# Extracted records
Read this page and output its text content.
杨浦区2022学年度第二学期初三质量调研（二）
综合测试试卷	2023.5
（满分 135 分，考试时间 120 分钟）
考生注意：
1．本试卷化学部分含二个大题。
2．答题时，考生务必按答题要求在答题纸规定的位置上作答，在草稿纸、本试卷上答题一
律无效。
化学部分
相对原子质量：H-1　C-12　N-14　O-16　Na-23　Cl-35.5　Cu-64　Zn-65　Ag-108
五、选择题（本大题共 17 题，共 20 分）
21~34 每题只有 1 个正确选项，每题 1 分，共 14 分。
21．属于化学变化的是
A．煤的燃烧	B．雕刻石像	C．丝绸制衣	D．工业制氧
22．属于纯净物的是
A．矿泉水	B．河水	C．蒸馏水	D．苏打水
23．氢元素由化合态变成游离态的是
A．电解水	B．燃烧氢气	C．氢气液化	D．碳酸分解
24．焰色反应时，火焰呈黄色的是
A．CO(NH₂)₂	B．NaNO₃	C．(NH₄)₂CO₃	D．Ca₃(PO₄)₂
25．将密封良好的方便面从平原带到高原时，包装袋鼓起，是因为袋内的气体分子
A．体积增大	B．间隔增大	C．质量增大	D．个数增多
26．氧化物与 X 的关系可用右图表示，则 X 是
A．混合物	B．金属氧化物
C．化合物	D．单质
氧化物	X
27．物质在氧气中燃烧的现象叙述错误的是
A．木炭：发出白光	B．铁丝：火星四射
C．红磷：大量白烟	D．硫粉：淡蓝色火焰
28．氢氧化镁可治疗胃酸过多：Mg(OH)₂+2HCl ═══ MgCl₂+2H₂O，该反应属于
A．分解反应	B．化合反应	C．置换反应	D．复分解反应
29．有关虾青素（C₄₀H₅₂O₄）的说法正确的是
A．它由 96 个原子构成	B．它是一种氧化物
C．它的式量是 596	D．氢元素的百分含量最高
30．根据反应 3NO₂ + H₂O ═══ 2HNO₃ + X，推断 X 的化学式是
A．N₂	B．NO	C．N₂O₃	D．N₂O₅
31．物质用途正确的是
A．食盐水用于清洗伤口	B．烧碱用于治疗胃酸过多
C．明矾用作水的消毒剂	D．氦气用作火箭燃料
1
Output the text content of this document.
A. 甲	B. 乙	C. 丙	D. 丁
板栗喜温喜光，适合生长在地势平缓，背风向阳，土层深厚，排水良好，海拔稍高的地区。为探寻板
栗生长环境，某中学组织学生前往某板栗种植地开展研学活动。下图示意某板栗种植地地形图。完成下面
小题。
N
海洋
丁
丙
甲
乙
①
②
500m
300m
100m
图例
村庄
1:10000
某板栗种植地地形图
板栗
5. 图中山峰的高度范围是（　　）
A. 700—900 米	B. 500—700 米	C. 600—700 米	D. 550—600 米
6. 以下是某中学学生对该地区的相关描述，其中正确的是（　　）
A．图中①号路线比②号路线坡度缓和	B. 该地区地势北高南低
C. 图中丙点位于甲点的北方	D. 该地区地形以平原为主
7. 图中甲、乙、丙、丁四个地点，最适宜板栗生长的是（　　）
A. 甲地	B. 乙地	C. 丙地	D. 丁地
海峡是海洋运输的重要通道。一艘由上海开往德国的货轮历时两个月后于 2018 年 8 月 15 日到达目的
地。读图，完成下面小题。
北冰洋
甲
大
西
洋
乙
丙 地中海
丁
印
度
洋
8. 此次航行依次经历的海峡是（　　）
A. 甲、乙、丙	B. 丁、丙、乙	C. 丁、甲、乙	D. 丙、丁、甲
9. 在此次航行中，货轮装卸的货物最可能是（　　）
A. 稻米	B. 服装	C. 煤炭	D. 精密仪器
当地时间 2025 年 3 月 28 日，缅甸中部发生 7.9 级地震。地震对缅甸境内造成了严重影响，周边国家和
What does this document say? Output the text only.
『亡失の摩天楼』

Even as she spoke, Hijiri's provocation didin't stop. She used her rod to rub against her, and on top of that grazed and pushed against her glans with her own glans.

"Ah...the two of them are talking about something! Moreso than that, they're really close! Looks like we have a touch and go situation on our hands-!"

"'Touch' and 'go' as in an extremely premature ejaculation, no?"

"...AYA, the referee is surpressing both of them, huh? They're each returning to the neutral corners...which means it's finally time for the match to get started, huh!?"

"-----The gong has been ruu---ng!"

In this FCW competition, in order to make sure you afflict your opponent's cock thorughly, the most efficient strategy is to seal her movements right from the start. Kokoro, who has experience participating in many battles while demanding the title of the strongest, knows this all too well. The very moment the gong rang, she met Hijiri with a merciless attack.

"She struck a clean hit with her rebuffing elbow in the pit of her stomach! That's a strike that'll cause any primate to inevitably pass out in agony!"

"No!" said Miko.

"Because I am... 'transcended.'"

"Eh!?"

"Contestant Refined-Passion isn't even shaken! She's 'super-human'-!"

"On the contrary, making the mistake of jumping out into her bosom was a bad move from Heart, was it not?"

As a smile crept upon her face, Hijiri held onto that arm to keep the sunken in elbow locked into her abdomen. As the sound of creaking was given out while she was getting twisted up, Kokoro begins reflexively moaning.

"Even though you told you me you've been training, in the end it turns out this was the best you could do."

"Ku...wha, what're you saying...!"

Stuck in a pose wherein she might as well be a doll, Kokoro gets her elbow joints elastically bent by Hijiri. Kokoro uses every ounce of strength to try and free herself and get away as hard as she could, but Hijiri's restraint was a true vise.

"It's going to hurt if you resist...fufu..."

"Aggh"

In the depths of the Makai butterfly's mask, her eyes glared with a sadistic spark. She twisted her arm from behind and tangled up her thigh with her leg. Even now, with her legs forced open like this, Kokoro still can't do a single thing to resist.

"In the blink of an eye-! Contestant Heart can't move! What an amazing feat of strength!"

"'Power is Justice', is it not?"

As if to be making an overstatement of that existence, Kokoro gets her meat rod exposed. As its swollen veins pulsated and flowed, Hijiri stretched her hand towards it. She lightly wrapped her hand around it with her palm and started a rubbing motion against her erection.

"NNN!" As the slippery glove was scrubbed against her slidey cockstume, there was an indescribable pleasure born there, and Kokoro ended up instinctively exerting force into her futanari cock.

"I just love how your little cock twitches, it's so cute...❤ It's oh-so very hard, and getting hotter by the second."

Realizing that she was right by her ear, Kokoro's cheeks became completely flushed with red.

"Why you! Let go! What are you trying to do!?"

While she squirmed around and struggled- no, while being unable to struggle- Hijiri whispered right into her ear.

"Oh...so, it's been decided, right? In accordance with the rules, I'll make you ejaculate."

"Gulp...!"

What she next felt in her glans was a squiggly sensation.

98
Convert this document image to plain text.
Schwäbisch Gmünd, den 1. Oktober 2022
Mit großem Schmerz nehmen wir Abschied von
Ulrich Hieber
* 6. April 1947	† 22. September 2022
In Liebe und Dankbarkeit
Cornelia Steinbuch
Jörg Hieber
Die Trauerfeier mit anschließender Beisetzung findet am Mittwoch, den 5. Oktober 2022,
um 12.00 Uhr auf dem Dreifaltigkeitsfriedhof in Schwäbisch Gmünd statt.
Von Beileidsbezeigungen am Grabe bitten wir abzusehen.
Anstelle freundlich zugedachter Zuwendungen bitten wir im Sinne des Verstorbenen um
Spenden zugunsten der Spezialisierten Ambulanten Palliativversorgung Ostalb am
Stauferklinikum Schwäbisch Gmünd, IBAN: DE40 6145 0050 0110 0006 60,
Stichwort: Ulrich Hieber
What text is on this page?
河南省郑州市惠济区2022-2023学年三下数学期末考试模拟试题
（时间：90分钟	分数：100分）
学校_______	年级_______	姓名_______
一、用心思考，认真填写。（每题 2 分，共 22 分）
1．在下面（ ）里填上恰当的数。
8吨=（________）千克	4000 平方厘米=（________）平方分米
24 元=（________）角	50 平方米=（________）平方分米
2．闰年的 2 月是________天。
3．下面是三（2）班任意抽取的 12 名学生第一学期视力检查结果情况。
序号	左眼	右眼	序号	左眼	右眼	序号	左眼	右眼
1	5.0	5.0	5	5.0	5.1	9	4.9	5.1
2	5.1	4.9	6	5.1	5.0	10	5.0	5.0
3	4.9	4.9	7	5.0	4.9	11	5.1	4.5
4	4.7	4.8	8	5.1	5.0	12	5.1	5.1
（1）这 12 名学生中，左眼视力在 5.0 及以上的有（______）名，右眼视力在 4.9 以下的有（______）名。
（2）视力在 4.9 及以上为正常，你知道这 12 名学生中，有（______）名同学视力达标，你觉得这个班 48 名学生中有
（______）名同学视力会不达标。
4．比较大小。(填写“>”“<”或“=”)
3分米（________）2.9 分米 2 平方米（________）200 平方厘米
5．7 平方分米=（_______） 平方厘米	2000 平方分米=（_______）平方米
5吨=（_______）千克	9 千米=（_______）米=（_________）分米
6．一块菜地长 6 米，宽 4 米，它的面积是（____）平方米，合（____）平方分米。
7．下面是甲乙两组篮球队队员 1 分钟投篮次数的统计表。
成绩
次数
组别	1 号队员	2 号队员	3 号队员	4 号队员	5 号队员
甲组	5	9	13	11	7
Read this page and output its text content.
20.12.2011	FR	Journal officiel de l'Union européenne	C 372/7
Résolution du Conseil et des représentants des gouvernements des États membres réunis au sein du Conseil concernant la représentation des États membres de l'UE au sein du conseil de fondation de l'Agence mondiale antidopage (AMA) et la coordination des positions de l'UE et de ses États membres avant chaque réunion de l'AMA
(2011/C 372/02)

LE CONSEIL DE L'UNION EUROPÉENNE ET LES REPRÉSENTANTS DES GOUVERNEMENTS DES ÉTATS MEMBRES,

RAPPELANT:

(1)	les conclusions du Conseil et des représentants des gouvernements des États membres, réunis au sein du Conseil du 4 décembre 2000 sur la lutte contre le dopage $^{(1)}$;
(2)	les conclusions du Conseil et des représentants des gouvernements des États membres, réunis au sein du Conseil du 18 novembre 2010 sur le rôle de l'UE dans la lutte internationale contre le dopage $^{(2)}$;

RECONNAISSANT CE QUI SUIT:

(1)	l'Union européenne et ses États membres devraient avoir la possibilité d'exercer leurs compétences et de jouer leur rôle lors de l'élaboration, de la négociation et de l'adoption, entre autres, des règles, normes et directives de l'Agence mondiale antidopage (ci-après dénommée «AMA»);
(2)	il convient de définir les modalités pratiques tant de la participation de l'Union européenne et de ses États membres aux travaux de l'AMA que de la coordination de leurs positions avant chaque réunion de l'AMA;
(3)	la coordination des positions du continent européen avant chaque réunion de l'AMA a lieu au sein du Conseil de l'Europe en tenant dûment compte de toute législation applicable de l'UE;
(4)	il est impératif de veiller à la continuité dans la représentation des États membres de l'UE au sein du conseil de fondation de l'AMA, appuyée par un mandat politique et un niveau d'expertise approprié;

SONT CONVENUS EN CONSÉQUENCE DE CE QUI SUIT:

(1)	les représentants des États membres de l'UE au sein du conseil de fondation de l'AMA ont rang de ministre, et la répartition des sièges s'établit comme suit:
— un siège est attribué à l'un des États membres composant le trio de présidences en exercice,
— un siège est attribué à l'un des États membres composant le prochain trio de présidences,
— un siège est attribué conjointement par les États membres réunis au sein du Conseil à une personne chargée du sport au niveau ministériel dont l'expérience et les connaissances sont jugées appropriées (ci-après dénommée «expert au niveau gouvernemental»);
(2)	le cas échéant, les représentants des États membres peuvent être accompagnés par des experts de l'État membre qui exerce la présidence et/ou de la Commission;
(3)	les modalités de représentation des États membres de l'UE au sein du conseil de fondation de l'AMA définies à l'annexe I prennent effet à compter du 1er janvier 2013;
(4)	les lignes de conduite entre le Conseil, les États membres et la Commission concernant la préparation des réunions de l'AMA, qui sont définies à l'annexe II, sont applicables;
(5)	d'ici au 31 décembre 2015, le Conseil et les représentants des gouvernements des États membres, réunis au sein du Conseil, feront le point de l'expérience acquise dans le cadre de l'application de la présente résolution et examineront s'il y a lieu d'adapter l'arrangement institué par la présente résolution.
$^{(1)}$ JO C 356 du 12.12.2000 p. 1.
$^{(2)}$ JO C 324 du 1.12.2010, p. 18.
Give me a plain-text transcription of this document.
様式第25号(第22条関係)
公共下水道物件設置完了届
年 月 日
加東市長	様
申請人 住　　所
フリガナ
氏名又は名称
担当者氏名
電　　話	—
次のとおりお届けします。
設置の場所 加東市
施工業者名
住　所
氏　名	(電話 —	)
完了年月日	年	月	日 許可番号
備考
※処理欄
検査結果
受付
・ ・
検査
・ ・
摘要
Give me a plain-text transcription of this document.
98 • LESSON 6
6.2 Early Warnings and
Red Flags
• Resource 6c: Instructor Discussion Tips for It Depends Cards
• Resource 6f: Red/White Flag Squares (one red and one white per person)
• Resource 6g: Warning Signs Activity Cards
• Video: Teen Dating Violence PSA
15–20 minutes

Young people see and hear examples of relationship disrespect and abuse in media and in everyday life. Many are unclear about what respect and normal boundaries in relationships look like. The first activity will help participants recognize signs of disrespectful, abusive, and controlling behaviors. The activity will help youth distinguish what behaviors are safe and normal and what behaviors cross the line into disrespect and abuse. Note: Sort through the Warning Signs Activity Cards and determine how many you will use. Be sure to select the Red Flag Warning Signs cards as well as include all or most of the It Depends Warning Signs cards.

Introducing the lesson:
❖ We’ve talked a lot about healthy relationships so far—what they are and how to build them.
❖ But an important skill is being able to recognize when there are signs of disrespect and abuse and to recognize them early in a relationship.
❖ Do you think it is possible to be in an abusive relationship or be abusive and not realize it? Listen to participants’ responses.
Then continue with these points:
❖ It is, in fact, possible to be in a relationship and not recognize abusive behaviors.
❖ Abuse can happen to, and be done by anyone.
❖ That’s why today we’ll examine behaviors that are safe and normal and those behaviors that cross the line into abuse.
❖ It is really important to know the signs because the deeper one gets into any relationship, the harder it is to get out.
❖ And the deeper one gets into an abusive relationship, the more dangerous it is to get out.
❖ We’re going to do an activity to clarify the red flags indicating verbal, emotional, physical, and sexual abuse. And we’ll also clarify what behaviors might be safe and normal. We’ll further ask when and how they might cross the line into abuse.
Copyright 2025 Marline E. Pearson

# Aim
Go over the entries above and say how many lines hold the string "antidopage", with no other text.

# Output
2